Set problem
The required output is a single number: how many lines of the material contain the string "Omitting".

Dataset content

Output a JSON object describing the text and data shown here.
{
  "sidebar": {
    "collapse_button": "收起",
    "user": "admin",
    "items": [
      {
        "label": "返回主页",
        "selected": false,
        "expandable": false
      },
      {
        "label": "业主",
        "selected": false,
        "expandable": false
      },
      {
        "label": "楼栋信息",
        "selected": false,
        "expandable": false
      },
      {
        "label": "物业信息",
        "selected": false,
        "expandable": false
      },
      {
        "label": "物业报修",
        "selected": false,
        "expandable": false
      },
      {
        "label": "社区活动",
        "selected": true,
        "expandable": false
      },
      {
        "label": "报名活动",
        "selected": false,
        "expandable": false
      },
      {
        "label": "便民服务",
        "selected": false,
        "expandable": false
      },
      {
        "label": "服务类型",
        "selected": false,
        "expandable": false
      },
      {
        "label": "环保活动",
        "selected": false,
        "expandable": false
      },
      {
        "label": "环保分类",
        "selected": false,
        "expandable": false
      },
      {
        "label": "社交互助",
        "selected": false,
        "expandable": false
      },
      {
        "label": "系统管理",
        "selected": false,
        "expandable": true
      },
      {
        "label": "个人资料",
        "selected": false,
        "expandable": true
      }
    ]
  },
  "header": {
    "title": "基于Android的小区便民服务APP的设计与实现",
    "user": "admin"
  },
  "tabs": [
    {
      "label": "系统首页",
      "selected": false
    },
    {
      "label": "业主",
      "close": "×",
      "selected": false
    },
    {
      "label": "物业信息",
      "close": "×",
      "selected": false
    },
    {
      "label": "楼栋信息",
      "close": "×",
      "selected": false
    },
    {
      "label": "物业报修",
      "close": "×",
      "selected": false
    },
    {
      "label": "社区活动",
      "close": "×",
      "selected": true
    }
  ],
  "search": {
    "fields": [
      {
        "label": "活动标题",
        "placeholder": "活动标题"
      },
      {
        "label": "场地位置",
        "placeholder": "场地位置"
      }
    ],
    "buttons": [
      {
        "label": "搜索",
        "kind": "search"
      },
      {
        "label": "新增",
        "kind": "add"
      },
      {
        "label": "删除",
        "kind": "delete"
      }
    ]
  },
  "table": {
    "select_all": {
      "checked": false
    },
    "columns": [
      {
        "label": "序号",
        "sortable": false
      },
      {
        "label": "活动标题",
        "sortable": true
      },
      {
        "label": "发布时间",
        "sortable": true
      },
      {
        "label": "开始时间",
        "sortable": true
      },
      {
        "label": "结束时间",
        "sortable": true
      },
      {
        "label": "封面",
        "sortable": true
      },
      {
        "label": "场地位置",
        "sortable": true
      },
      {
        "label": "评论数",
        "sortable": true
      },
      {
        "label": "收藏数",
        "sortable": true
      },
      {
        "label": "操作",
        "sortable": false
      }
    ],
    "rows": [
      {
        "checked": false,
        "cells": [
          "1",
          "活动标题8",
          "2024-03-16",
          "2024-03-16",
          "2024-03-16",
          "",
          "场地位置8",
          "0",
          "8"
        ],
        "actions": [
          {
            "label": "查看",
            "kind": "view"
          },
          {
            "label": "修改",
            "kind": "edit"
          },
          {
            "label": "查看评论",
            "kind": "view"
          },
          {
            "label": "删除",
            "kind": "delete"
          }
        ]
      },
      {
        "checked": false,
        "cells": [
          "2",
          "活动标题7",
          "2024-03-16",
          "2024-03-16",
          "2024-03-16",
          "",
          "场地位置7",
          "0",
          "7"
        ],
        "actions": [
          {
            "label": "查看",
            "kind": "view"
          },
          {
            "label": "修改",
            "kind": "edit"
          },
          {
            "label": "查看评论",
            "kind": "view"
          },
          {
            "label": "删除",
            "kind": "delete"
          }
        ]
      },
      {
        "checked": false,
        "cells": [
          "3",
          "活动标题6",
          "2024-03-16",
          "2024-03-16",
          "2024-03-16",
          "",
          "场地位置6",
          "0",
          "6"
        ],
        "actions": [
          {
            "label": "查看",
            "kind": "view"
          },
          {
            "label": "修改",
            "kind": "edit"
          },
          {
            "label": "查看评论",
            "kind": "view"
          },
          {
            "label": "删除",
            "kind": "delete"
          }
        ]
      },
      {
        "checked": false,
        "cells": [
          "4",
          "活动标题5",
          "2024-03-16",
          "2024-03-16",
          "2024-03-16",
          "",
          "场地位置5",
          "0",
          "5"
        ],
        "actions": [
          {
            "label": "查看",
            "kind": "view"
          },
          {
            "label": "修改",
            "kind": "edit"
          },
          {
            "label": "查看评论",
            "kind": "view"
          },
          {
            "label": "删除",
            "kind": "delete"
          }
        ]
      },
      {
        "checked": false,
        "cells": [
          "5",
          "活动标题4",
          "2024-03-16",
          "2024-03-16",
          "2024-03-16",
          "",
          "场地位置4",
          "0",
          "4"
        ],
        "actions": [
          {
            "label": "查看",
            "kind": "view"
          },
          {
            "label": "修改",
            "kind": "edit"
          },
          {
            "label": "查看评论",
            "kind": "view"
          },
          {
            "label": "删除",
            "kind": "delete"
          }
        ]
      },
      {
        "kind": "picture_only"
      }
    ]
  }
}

...

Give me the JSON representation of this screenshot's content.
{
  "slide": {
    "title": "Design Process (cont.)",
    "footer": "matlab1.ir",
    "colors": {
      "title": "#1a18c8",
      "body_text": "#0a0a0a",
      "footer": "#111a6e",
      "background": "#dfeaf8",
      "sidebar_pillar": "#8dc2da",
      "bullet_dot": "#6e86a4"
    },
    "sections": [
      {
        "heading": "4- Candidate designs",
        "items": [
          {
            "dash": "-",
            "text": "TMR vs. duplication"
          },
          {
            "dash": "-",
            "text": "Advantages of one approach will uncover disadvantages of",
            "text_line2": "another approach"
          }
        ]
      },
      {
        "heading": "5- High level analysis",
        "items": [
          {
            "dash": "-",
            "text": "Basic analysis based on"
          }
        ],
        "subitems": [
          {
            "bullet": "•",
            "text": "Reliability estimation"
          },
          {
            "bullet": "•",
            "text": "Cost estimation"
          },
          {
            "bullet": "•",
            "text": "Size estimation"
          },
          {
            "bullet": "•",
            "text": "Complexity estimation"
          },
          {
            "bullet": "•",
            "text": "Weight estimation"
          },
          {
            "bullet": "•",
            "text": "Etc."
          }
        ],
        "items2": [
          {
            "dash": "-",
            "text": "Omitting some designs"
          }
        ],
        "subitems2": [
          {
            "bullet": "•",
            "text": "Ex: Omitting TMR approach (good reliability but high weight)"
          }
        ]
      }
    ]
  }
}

--

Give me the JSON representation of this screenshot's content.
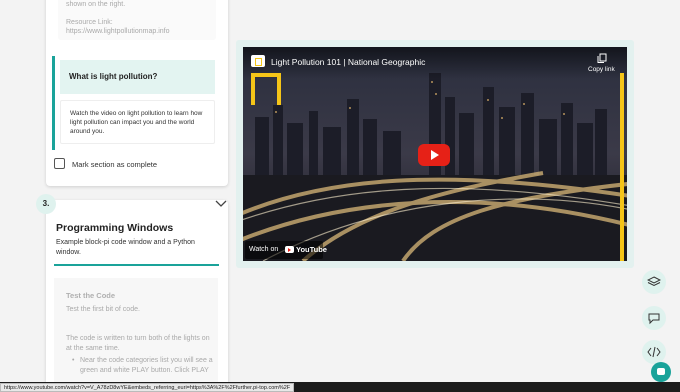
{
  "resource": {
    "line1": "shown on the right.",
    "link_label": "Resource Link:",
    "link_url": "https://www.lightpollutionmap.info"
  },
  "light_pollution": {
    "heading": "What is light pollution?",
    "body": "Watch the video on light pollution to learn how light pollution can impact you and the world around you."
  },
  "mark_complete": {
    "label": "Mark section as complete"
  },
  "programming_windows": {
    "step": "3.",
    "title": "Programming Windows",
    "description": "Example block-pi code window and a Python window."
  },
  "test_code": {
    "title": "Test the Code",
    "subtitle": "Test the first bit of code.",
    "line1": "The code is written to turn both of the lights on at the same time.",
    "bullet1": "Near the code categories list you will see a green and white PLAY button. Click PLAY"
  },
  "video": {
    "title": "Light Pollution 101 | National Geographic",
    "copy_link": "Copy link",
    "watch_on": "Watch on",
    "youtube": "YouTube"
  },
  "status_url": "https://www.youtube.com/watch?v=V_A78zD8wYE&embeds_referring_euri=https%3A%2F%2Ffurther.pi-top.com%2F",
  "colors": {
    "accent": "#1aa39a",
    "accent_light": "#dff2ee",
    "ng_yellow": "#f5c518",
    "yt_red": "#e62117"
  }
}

Solution for this problem
2